== EXERCISE AIM ==
Search the material for the string "usage", then report how many lines hold it, with no other text.
---- DATA
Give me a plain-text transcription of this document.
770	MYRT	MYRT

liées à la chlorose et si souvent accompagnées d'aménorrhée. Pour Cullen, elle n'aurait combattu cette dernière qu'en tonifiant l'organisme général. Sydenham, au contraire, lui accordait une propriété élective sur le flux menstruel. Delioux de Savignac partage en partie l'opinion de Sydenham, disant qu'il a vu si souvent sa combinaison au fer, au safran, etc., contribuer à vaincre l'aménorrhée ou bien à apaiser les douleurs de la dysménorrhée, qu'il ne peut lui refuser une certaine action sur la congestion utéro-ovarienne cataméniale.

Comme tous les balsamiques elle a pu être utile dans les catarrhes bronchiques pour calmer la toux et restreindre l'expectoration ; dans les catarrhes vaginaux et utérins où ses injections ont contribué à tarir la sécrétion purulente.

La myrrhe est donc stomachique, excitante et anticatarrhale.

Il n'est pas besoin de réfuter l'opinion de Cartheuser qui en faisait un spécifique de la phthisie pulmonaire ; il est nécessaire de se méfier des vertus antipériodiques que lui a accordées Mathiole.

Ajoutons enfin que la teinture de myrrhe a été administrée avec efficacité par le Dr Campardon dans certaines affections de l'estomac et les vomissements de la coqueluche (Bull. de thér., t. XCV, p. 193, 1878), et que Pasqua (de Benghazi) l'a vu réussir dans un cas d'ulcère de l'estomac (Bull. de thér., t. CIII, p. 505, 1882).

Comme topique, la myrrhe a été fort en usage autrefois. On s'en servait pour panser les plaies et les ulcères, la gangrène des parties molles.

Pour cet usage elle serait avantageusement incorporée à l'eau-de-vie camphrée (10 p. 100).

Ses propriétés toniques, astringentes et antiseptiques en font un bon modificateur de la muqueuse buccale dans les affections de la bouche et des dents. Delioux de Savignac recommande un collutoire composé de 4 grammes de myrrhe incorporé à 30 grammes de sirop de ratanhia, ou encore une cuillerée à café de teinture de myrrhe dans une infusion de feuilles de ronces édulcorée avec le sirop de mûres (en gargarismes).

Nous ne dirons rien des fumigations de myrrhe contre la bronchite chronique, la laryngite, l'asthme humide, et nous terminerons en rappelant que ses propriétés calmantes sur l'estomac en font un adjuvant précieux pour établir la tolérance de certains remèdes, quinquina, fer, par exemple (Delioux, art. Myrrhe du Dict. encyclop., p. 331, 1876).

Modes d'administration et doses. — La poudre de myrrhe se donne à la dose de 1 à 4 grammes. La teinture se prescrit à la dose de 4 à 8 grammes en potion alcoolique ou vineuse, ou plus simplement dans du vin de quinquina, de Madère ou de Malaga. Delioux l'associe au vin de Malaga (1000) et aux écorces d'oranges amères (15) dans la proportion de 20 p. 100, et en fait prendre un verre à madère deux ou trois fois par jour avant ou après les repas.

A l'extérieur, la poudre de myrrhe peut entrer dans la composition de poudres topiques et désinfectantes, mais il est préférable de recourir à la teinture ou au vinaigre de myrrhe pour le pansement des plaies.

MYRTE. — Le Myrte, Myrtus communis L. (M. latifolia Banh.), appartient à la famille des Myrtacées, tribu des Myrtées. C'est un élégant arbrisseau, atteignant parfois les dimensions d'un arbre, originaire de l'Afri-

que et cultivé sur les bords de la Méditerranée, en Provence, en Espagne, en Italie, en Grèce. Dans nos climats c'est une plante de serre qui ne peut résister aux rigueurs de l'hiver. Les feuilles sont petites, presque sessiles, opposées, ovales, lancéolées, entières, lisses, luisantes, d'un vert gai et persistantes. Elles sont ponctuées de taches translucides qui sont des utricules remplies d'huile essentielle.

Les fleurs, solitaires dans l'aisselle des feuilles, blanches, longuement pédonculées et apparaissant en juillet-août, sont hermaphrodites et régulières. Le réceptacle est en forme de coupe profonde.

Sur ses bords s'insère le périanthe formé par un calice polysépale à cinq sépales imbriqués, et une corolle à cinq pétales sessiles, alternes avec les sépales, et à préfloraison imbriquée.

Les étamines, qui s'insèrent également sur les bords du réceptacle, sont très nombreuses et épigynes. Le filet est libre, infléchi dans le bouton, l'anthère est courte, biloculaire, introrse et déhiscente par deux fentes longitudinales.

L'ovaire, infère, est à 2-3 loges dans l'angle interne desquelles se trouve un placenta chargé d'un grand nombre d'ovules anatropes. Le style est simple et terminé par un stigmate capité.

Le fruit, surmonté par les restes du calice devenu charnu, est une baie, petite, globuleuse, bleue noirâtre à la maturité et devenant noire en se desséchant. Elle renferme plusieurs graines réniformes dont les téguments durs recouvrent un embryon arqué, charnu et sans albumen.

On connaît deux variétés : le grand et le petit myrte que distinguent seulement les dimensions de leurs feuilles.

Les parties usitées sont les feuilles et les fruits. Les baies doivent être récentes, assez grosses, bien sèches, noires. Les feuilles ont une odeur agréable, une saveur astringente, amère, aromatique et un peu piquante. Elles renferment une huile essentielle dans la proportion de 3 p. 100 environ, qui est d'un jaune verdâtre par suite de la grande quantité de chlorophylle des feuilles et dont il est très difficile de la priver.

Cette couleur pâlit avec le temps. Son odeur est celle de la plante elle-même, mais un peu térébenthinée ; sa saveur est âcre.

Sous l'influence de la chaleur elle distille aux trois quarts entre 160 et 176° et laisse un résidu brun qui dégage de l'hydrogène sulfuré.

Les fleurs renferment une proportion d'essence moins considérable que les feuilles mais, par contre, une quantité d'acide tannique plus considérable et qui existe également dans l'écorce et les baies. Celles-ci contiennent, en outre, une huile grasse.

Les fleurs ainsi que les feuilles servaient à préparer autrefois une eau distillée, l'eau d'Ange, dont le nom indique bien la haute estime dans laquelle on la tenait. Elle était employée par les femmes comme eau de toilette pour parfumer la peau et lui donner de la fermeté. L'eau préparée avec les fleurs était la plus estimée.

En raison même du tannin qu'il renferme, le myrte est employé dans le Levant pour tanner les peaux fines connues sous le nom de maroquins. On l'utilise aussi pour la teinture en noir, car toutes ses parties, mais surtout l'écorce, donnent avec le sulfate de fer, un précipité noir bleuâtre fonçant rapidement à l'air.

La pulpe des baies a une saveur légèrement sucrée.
--------
== WRITTEN REPLY ==
2